Transcription dataset entries
====

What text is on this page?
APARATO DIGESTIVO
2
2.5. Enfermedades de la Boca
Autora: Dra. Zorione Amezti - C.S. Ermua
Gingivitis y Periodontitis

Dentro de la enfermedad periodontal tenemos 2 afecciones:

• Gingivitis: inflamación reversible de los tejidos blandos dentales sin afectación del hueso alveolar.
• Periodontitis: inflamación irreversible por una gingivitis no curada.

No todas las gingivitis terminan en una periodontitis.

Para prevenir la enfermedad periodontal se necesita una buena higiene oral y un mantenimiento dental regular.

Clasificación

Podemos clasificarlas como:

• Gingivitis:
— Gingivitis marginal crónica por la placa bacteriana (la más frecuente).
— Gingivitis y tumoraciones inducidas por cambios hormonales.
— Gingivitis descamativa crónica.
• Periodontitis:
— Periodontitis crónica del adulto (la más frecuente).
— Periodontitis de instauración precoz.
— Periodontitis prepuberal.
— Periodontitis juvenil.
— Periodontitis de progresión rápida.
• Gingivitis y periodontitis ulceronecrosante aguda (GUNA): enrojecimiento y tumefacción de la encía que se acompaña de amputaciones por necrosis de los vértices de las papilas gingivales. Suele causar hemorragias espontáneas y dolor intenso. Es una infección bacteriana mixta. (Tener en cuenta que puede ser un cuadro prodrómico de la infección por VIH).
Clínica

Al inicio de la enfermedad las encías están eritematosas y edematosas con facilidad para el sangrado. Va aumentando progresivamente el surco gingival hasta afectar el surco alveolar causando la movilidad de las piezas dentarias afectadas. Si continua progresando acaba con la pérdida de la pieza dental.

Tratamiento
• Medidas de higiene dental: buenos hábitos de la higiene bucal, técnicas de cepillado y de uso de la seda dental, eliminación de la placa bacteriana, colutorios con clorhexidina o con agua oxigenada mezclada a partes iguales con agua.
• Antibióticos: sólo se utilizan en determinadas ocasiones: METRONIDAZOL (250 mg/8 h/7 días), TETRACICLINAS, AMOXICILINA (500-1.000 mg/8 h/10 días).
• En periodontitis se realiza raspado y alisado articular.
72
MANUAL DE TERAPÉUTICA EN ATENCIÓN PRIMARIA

====

__WORK INSTRUCTION__.
From the first line to the last, copy the records exactly as they appear above.

__EXPECTED OUTPUT__.
What text is on this page?
APARATO DIGESTIVO
2
2.5. Enfermedades de la Boca
Autora: Dra. Zorione Amezti - C.S. Ermua
Gingivitis y Periodontitis

Dentro de la enfermedad periodontal tenemos 2 afecciones:

• Gingivitis: inflamación reversible de los tejidos blandos dentales sin afectación del hueso alveolar.
• Periodontitis: inflamación irreversible por una gingivitis no curada.

No todas las gingivitis terminan en una periodontitis.

Para prevenir la enfermedad periodontal se necesita una buena higiene oral y un mantenimiento dental regular.

Clasificación

Podemos clasificarlas como:

• Gingivitis:
— Gingivitis marginal crónica por la placa bacteriana (la más frecuente).
— Gingivitis y tumoraciones inducidas por cambios hormonales.
— Gingivitis descamativa crónica.
• Periodontitis:
— Periodontitis crónica del adulto (la más frecuente).
— Periodontitis de instauración precoz.
— Periodontitis prepuberal.
— Periodontitis juvenil.
— Periodontitis de progresión rápida.
• Gingivitis y periodontitis ulceronecrosante aguda (GUNA): enrojecimiento y tumefacción de la encía que se acompaña de amputaciones por necrosis de los vértices de las papilas gingivales. Suele causar hemorragias espontáneas y dolor intenso. Es una infección bacteriana mixta. (Tener en cuenta que puede ser un cuadro prodrómico de la infección por VIH).
Clínica

Al inicio de la enfermedad las encías están eritematosas y edematosas con facilidad para el sangrado. Va aumentando progresivamente el surco gingival hasta afectar el surco alveolar causando la movilidad de las piezas dentarias afectadas. Si continua progresando acaba con la pérdida de la pieza dental.

Tratamiento
• Medidas de higiene dental: buenos hábitos de la higiene bucal, técnicas de cepillado y de uso de la seda dental, eliminación de la placa bacteriana, colutorios con clorhexidina o con agua oxigenada mezclada a partes iguales con agua.
• Antibióticos: sólo se utilizan en determinadas ocasiones: METRONIDAZOL (250 mg/8 h/7 días), TETRACICLINAS, AMOXICILINA (500-1.000 mg/8 h/10 días).
• En periodontitis se realiza raspado y alisado articular.
72
MANUAL DE TERAPÉUTICA EN ATENCIÓN PRIMARIA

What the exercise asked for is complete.